* _What to work on_
Read through the entries below and return each line with the word "Kickstarter".

* _Data shown_

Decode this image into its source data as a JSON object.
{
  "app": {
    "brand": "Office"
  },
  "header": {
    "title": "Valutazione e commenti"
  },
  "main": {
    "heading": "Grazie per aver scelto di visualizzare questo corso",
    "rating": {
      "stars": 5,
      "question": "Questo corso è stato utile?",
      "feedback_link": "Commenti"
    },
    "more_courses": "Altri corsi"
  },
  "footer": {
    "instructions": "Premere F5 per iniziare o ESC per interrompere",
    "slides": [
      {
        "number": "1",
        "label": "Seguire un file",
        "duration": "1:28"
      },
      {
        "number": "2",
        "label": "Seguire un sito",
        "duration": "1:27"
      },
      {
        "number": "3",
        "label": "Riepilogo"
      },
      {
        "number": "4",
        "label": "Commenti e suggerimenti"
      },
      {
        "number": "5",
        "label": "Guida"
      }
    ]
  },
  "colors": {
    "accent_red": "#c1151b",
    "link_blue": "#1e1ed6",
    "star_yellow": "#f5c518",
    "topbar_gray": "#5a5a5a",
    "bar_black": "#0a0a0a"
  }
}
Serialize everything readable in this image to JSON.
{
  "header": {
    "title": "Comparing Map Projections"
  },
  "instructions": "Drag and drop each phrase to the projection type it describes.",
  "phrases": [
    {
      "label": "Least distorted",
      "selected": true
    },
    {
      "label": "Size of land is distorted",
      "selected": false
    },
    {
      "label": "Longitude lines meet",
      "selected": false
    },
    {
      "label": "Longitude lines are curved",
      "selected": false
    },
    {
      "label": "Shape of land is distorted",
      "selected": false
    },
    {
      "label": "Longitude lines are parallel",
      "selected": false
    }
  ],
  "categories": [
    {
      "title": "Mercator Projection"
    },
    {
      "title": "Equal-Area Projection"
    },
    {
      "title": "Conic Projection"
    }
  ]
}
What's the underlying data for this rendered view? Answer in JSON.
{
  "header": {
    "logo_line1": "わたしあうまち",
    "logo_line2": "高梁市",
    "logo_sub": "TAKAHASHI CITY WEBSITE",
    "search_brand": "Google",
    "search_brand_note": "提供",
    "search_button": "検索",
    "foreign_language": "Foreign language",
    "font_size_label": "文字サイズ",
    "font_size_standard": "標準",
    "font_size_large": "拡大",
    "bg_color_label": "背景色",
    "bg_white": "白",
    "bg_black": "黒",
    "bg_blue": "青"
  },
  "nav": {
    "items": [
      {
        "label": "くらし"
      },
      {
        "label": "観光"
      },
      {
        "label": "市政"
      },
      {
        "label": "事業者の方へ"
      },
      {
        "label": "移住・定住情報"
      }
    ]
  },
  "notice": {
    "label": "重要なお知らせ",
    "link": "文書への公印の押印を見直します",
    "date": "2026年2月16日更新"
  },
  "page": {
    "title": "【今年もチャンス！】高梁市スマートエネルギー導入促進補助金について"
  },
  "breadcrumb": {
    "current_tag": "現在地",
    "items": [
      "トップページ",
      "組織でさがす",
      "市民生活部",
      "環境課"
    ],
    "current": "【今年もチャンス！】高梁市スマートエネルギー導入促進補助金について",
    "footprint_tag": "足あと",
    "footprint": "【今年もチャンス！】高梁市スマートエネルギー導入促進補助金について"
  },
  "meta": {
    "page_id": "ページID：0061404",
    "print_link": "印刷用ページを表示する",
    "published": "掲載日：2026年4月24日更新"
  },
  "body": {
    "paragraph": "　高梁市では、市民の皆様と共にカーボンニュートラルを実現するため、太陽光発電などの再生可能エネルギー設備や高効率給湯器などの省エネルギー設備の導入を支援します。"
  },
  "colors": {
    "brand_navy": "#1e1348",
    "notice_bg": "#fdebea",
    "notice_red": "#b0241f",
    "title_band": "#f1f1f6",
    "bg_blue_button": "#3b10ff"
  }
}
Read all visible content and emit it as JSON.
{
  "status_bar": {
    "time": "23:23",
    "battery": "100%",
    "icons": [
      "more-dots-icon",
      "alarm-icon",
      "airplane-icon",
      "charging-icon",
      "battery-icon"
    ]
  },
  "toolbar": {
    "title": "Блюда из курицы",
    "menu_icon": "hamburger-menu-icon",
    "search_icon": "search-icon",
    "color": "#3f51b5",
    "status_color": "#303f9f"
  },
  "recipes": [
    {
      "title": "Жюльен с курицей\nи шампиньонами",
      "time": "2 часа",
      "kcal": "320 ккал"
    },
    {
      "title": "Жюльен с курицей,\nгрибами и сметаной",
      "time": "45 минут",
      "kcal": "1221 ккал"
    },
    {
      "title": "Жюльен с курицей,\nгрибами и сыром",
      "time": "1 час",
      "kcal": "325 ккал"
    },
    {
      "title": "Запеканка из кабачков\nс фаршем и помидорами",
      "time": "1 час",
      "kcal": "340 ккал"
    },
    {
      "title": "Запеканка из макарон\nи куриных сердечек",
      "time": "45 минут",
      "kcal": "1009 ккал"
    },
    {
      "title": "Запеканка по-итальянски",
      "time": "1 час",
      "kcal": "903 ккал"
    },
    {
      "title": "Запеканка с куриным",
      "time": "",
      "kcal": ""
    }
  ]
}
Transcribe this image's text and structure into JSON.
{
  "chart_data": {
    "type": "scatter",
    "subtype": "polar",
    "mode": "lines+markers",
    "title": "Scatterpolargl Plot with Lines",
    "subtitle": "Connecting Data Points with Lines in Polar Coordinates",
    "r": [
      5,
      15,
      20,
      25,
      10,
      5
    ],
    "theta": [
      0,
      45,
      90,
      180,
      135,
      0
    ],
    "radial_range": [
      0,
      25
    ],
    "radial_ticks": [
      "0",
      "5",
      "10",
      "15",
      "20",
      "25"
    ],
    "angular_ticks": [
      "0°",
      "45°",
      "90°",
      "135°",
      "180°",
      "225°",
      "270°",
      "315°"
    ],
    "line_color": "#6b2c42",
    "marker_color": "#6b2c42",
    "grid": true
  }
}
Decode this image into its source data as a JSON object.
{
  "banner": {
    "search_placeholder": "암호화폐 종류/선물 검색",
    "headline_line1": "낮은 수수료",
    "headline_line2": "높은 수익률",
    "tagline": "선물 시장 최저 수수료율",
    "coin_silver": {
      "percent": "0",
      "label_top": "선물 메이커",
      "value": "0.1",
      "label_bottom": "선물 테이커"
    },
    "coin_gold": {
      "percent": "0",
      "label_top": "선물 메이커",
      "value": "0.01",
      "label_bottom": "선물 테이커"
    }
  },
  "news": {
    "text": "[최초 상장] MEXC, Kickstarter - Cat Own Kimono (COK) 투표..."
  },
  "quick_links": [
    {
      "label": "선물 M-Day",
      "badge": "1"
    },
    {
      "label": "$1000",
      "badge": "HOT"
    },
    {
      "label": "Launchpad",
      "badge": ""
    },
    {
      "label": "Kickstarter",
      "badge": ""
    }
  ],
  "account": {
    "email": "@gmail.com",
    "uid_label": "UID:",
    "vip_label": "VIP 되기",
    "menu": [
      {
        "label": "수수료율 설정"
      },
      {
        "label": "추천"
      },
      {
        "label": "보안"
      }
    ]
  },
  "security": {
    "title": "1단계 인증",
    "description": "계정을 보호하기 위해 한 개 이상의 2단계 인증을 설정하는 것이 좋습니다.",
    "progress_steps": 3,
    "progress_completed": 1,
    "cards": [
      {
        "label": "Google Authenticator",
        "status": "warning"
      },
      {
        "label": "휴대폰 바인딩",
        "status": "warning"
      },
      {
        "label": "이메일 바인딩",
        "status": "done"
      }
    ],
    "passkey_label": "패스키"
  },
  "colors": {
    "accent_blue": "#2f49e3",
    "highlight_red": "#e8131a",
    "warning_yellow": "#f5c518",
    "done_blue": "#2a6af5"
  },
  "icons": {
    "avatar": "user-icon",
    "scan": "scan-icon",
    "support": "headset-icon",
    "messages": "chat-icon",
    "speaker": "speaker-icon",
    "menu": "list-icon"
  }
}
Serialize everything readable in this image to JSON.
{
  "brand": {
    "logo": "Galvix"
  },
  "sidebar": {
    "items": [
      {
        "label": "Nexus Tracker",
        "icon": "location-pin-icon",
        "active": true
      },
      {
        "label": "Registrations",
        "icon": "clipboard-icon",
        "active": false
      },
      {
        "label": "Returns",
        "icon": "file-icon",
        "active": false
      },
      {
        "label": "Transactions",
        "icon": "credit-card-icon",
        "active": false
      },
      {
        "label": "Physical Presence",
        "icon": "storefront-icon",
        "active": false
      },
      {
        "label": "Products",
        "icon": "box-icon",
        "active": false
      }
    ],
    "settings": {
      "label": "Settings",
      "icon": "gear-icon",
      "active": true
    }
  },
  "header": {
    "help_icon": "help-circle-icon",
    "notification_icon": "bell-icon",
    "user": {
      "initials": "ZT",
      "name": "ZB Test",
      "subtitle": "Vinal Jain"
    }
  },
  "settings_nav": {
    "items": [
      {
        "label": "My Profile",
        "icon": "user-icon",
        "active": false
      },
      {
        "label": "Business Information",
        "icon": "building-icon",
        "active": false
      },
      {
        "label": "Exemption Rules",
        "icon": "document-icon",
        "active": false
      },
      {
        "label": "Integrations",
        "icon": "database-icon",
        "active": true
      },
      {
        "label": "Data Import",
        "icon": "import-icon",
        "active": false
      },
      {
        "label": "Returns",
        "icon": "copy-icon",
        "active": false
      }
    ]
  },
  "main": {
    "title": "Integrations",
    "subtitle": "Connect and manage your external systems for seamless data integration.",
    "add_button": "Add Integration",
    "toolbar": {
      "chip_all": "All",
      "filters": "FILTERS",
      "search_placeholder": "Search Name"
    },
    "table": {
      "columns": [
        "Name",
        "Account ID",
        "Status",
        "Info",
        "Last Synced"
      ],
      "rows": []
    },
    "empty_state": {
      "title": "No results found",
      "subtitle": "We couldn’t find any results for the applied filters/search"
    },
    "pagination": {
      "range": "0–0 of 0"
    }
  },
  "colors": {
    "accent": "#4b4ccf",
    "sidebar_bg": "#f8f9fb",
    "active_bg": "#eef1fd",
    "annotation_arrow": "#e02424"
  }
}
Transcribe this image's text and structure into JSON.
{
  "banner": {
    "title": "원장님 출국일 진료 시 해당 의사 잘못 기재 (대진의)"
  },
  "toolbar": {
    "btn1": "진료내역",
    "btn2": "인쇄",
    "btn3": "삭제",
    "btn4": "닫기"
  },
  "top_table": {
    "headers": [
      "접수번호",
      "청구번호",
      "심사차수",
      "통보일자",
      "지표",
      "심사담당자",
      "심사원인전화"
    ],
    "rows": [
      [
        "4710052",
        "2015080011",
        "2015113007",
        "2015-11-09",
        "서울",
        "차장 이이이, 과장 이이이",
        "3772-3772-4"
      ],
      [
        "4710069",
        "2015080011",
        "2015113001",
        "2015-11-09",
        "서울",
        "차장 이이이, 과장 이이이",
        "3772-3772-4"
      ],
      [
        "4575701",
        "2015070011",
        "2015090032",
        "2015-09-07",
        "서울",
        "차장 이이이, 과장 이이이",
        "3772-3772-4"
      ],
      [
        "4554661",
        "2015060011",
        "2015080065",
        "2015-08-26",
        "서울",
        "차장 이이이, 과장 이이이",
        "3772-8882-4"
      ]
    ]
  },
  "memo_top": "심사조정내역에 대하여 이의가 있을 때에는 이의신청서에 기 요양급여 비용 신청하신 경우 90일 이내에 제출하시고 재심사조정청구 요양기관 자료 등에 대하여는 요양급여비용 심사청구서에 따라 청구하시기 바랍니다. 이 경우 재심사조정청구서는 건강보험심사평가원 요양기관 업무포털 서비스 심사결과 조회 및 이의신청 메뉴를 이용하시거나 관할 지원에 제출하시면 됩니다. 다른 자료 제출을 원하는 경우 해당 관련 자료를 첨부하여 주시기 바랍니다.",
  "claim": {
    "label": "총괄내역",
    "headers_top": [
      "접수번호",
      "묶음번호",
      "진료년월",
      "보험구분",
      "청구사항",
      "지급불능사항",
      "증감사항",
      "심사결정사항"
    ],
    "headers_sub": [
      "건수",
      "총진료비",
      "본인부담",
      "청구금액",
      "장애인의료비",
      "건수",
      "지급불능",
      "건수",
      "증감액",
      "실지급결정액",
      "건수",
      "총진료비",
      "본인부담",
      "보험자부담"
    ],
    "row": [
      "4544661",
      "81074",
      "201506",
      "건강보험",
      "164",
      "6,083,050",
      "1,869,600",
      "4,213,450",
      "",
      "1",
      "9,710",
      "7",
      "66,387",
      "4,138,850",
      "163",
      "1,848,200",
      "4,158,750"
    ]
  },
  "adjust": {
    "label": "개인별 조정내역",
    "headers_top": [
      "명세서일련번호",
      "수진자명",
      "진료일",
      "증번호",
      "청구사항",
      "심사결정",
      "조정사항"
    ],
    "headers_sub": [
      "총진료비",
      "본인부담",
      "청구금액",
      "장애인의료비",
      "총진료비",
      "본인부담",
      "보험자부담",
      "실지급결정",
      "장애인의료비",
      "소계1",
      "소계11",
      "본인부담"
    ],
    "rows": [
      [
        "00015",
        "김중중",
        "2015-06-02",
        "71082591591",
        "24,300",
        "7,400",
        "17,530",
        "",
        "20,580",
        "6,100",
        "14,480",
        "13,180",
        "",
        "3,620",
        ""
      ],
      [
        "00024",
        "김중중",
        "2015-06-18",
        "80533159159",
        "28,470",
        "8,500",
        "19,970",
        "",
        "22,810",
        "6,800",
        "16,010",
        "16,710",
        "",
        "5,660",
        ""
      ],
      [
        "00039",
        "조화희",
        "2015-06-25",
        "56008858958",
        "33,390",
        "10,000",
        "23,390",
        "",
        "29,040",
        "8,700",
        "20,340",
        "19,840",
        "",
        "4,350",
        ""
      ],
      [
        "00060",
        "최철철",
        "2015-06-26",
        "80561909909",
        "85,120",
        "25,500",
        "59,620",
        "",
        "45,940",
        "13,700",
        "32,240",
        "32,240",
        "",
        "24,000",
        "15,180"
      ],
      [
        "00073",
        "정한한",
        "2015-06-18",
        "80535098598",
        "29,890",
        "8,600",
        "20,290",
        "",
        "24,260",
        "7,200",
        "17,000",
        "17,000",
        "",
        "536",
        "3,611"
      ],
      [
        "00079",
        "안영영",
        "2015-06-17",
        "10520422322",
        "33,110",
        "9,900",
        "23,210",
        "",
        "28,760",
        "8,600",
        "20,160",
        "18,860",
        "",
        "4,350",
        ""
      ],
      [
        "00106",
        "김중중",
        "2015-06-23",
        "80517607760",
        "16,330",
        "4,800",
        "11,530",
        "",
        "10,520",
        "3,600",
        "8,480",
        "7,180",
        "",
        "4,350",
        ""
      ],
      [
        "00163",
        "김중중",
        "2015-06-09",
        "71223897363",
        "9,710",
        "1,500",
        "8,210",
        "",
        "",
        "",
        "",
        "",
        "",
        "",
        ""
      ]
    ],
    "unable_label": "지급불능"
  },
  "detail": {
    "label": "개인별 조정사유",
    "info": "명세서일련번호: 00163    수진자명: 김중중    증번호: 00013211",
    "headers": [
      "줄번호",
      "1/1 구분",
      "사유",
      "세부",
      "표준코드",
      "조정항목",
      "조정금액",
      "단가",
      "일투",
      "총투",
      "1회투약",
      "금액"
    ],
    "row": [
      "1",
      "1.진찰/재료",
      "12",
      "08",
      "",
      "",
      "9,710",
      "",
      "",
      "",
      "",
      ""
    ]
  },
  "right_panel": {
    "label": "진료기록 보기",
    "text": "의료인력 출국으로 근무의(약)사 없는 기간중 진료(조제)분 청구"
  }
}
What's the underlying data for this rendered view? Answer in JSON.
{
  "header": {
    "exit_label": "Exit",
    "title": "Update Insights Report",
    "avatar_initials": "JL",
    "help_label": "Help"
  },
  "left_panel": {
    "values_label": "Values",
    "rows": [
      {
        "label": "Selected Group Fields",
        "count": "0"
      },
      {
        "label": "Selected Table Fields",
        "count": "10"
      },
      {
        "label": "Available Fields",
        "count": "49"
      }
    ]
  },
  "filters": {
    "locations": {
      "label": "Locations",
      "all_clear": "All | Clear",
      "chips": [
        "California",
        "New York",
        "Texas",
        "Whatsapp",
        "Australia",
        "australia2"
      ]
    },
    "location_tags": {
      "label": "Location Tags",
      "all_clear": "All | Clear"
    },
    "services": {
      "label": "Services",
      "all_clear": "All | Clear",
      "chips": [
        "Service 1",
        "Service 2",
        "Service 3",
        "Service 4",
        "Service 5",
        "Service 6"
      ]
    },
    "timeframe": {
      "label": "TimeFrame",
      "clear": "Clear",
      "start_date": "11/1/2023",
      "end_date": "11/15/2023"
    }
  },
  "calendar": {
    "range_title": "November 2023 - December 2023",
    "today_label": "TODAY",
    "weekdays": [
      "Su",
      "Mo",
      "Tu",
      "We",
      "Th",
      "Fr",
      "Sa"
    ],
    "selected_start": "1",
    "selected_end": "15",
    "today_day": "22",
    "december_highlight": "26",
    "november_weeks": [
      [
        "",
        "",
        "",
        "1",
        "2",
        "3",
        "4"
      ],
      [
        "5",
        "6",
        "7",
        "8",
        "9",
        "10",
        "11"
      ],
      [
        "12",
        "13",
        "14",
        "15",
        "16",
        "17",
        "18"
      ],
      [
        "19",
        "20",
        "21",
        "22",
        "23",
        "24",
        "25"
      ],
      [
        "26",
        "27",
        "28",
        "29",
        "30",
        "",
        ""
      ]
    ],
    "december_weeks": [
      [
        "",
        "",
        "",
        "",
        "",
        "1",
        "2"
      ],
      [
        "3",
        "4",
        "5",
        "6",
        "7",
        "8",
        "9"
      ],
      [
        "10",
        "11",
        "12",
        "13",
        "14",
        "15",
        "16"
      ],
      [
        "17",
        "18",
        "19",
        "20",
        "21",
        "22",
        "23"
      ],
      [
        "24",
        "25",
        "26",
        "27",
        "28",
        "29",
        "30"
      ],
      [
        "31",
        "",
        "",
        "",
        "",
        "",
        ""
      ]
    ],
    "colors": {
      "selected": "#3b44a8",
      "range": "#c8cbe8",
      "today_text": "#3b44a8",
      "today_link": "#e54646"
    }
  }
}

* _Written answer_
    "text": "[최초 상장] MEXC, Kickstarter - Cat Own Kimono (COK) 투표..."
      "label": "Kickstarter",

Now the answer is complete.